INPUT:
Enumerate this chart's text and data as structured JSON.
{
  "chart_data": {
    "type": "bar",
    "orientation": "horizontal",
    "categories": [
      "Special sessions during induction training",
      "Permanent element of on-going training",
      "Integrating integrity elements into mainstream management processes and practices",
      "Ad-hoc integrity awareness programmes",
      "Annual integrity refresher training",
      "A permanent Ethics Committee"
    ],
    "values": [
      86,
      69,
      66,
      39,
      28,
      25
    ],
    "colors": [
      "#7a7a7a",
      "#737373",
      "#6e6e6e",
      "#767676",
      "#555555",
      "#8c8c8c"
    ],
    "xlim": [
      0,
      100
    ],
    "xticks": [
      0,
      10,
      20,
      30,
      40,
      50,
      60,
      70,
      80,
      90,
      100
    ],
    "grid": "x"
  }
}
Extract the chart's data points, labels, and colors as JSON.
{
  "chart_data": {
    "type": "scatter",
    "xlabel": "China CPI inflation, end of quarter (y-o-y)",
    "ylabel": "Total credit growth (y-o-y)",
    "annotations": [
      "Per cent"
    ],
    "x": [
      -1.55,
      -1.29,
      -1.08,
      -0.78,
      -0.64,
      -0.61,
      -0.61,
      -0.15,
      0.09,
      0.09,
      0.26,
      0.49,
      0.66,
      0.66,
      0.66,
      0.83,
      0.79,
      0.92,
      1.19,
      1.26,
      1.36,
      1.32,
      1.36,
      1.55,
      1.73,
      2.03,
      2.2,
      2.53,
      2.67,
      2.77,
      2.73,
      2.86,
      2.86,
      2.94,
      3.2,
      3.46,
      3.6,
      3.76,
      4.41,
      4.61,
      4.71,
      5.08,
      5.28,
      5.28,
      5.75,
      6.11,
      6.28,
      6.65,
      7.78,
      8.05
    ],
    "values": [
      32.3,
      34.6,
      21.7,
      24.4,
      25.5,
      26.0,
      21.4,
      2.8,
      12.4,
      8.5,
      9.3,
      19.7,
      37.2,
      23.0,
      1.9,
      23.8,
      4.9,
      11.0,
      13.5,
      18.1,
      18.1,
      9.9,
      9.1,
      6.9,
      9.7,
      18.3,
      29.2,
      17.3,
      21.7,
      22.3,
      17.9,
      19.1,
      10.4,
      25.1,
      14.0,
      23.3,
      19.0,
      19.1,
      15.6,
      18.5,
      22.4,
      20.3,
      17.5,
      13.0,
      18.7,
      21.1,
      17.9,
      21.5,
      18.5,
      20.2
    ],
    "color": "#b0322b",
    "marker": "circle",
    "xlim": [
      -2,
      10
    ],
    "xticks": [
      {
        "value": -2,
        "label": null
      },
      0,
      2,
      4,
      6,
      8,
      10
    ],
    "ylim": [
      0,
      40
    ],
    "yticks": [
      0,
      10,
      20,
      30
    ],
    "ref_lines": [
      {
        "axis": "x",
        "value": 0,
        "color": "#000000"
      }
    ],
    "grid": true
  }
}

DO THIS:
Only the number is wanted: how many lines in the data include the string "JSON"?

IN RESPONSE:
2